GOAL: Repeat every record below exactly, but leave out any pictures.

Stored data
Start

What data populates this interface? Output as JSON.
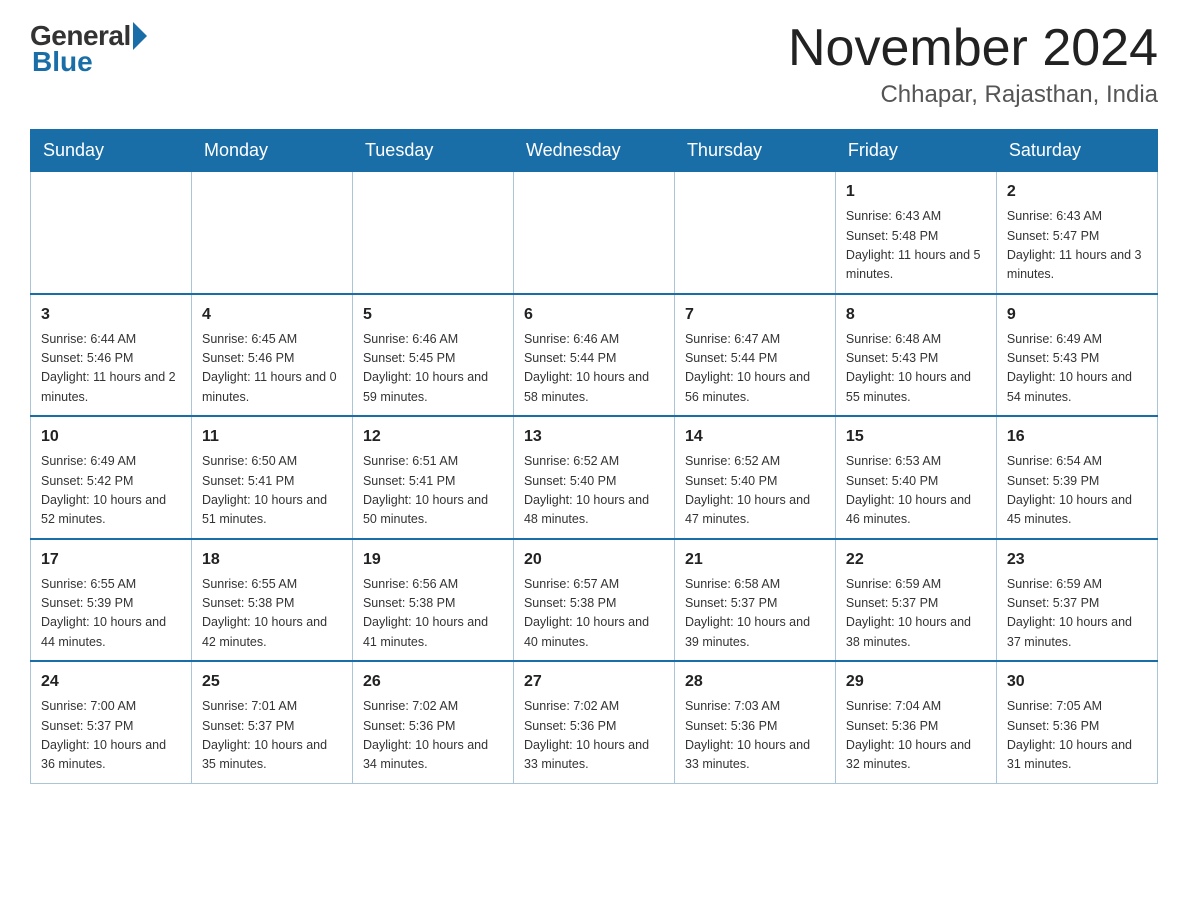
{
  "header": {
    "logo": {
      "general": "General",
      "blue": "Blue"
    },
    "title": "November 2024",
    "location": "Chhapar, Rajasthan, India"
  },
  "weekdays": [
    "Sunday",
    "Monday",
    "Tuesday",
    "Wednesday",
    "Thursday",
    "Friday",
    "Saturday"
  ],
  "weeks": [
    [
      {
        "day": "",
        "info": ""
      },
      {
        "day": "",
        "info": ""
      },
      {
        "day": "",
        "info": ""
      },
      {
        "day": "",
        "info": ""
      },
      {
        "day": "",
        "info": ""
      },
      {
        "day": "1",
        "info": "Sunrise: 6:43 AM\nSunset: 5:48 PM\nDaylight: 11 hours and 5 minutes."
      },
      {
        "day": "2",
        "info": "Sunrise: 6:43 AM\nSunset: 5:47 PM\nDaylight: 11 hours and 3 minutes."
      }
    ],
    [
      {
        "day": "3",
        "info": "Sunrise: 6:44 AM\nSunset: 5:46 PM\nDaylight: 11 hours and 2 minutes."
      },
      {
        "day": "4",
        "info": "Sunrise: 6:45 AM\nSunset: 5:46 PM\nDaylight: 11 hours and 0 minutes."
      },
      {
        "day": "5",
        "info": "Sunrise: 6:46 AM\nSunset: 5:45 PM\nDaylight: 10 hours and 59 minutes."
      },
      {
        "day": "6",
        "info": "Sunrise: 6:46 AM\nSunset: 5:44 PM\nDaylight: 10 hours and 58 minutes."
      },
      {
        "day": "7",
        "info": "Sunrise: 6:47 AM\nSunset: 5:44 PM\nDaylight: 10 hours and 56 minutes."
      },
      {
        "day": "8",
        "info": "Sunrise: 6:48 AM\nSunset: 5:43 PM\nDaylight: 10 hours and 55 minutes."
      },
      {
        "day": "9",
        "info": "Sunrise: 6:49 AM\nSunset: 5:43 PM\nDaylight: 10 hours and 54 minutes."
      }
    ],
    [
      {
        "day": "10",
        "info": "Sunrise: 6:49 AM\nSunset: 5:42 PM\nDaylight: 10 hours and 52 minutes."
      },
      {
        "day": "11",
        "info": "Sunrise: 6:50 AM\nSunset: 5:41 PM\nDaylight: 10 hours and 51 minutes."
      },
      {
        "day": "12",
        "info": "Sunrise: 6:51 AM\nSunset: 5:41 PM\nDaylight: 10 hours and 50 minutes."
      },
      {
        "day": "13",
        "info": "Sunrise: 6:52 AM\nSunset: 5:40 PM\nDaylight: 10 hours and 48 minutes."
      },
      {
        "day": "14",
        "info": "Sunrise: 6:52 AM\nSunset: 5:40 PM\nDaylight: 10 hours and 47 minutes."
      },
      {
        "day": "15",
        "info": "Sunrise: 6:53 AM\nSunset: 5:40 PM\nDaylight: 10 hours and 46 minutes."
      },
      {
        "day": "16",
        "info": "Sunrise: 6:54 AM\nSunset: 5:39 PM\nDaylight: 10 hours and 45 minutes."
      }
    ],
    [
      {
        "day": "17",
        "info": "Sunrise: 6:55 AM\nSunset: 5:39 PM\nDaylight: 10 hours and 44 minutes."
      },
      {
        "day": "18",
        "info": "Sunrise: 6:55 AM\nSunset: 5:38 PM\nDaylight: 10 hours and 42 minutes."
      },
      {
        "day": "19",
        "info": "Sunrise: 6:56 AM\nSunset: 5:38 PM\nDaylight: 10 hours and 41 minutes."
      },
      {
        "day": "20",
        "info": "Sunrise: 6:57 AM\nSunset: 5:38 PM\nDaylight: 10 hours and 40 minutes."
      },
      {
        "day": "21",
        "info": "Sunrise: 6:58 AM\nSunset: 5:37 PM\nDaylight: 10 hours and 39 minutes."
      },
      {
        "day": "22",
        "info": "Sunrise: 6:59 AM\nSunset: 5:37 PM\nDaylight: 10 hours and 38 minutes."
      },
      {
        "day": "23",
        "info": "Sunrise: 6:59 AM\nSunset: 5:37 PM\nDaylight: 10 hours and 37 minutes."
      }
    ],
    [
      {
        "day": "24",
        "info": "Sunrise: 7:00 AM\nSunset: 5:37 PM\nDaylight: 10 hours and 36 minutes."
      },
      {
        "day": "25",
        "info": "Sunrise: 7:01 AM\nSunset: 5:37 PM\nDaylight: 10 hours and 35 minutes."
      },
      {
        "day": "26",
        "info": "Sunrise: 7:02 AM\nSunset: 5:36 PM\nDaylight: 10 hours and 34 minutes."
      },
      {
        "day": "27",
        "info": "Sunrise: 7:02 AM\nSunset: 5:36 PM\nDaylight: 10 hours and 33 minutes."
      },
      {
        "day": "28",
        "info": "Sunrise: 7:03 AM\nSunset: 5:36 PM\nDaylight: 10 hours and 33 minutes."
      },
      {
        "day": "29",
        "info": "Sunrise: 7:04 AM\nSunset: 5:36 PM\nDaylight: 10 hours and 32 minutes."
      },
      {
        "day": "30",
        "info": "Sunrise: 7:05 AM\nSunset: 5:36 PM\nDaylight: 10 hours and 31 minutes."
      }
    ]
  ]
}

End

COMPLETE OUTPUT:
What data populates this interface? Output as JSON.
{
  "header": {
    "logo": {
      "general": "General",
      "blue": "Blue"
    },
    "title": "November 2024",
    "location": "Chhapar, Rajasthan, India"
  },
  "weekdays": [
    "Sunday",
    "Monday",
    "Tuesday",
    "Wednesday",
    "Thursday",
    "Friday",
    "Saturday"
  ],
  "weeks": [
    [
      {
        "day": "",
        "info": ""
      },
      {
        "day": "",
        "info": ""
      },
      {
        "day": "",
        "info": ""
      },
      {
        "day": "",
        "info": ""
      },
      {
        "day": "",
        "info": ""
      },
      {
        "day": "1",
        "info": "Sunrise: 6:43 AM\nSunset: 5:48 PM\nDaylight: 11 hours and 5 minutes."
      },
      {
        "day": "2",
        "info": "Sunrise: 6:43 AM\nSunset: 5:47 PM\nDaylight: 11 hours and 3 minutes."
      }
    ],
    [
      {
        "day": "3",
        "info": "Sunrise: 6:44 AM\nSunset: 5:46 PM\nDaylight: 11 hours and 2 minutes."
      },
      {
        "day": "4",
        "info": "Sunrise: 6:45 AM\nSunset: 5:46 PM\nDaylight: 11 hours and 0 minutes."
      },
      {
        "day": "5",
        "info": "Sunrise: 6:46 AM\nSunset: 5:45 PM\nDaylight: 10 hours and 59 minutes."
      },
      {
        "day": "6",
        "info": "Sunrise: 6:46 AM\nSunset: 5:44 PM\nDaylight: 10 hours and 58 minutes."
      },
      {
        "day": "7",
        "info": "Sunrise: 6:47 AM\nSunset: 5:44 PM\nDaylight: 10 hours and 56 minutes."
      },
      {
        "day": "8",
        "info": "Sunrise: 6:48 AM\nSunset: 5:43 PM\nDaylight: 10 hours and 55 minutes."
      },
      {
        "day": "9",
        "info": "Sunrise: 6:49 AM\nSunset: 5:43 PM\nDaylight: 10 hours and 54 minutes."
      }
    ],
    [
      {
        "day": "10",
        "info": "Sunrise: 6:49 AM\nSunset: 5:42 PM\nDaylight: 10 hours and 52 minutes."
      },
      {
        "day": "11",
        "info": "Sunrise: 6:50 AM\nSunset: 5:41 PM\nDaylight: 10 hours and 51 minutes."
      },
      {
        "day": "12",
        "info": "Sunrise: 6:51 AM\nSunset: 5:41 PM\nDaylight: 10 hours and 50 minutes."
      },
      {
        "day": "13",
        "info": "Sunrise: 6:52 AM\nSunset: 5:40 PM\nDaylight: 10 hours and 48 minutes."
      },
      {
        "day": "14",
        "info": "Sunrise: 6:52 AM\nSunset: 5:40 PM\nDaylight: 10 hours and 47 minutes."
      },
      {
        "day": "15",
        "info": "Sunrise: 6:53 AM\nSunset: 5:40 PM\nDaylight: 10 hours and 46 minutes."
      },
      {
        "day": "16",
        "info": "Sunrise: 6:54 AM\nSunset: 5:39 PM\nDaylight: 10 hours and 45 minutes."
      }
    ],
    [
      {
        "day": "17",
        "info": "Sunrise: 6:55 AM\nSunset: 5:39 PM\nDaylight: 10 hours and 44 minutes."
      },
      {
        "day": "18",
        "info": "Sunrise: 6:55 AM\nSunset: 5:38 PM\nDaylight: 10 hours and 42 minutes."
      },
      {
        "day": "19",
        "info": "Sunrise: 6:56 AM\nSunset: 5:38 PM\nDaylight: 10 hours and 41 minutes."
      },
      {
        "day": "20",
        "info": "Sunrise: 6:57 AM\nSunset: 5:38 PM\nDaylight: 10 hours and 40 minutes."
      },
      {
        "day": "21",
        "info": "Sunrise: 6:58 AM\nSunset: 5:37 PM\nDaylight: 10 hours and 39 minutes."
      },
      {
        "day": "22",
        "info": "Sunrise: 6:59 AM\nSunset: 5:37 PM\nDaylight: 10 hours and 38 minutes."
      },
      {
        "day": "23",
        "info": "Sunrise: 6:59 AM\nSunset: 5:37 PM\nDaylight: 10 hours and 37 minutes."
      }
    ],
    [
      {
        "day": "24",
        "info": "Sunrise: 7:00 AM\nSunset: 5:37 PM\nDaylight: 10 hours and 36 minutes."
      },
      {
        "day": "25",
        "info": "Sunrise: 7:01 AM\nSunset: 5:37 PM\nDaylight: 10 hours and 35 minutes."
      },
      {
        "day": "26",
        "info": "Sunrise: 7:02 AM\nSunset: 5:36 PM\nDaylight: 10 hours and 34 minutes."
      },
      {
        "day": "27",
        "info": "Sunrise: 7:02 AM\nSunset: 5:36 PM\nDaylight: 10 hours and 33 minutes."
      },
      {
        "day": "28",
        "info": "Sunrise: 7:03 AM\nSunset: 5:36 PM\nDaylight: 10 hours and 33 minutes."
      },
      {
        "day": "29",
        "info": "Sunrise: 7:04 AM\nSunset: 5:36 PM\nDaylight: 10 hours and 32 minutes."
      },
      {
        "day": "30",
        "info": "Sunrise: 7:05 AM\nSunset: 5:36 PM\nDaylight: 10 hours and 31 minutes."
      }
    ]
  ]
}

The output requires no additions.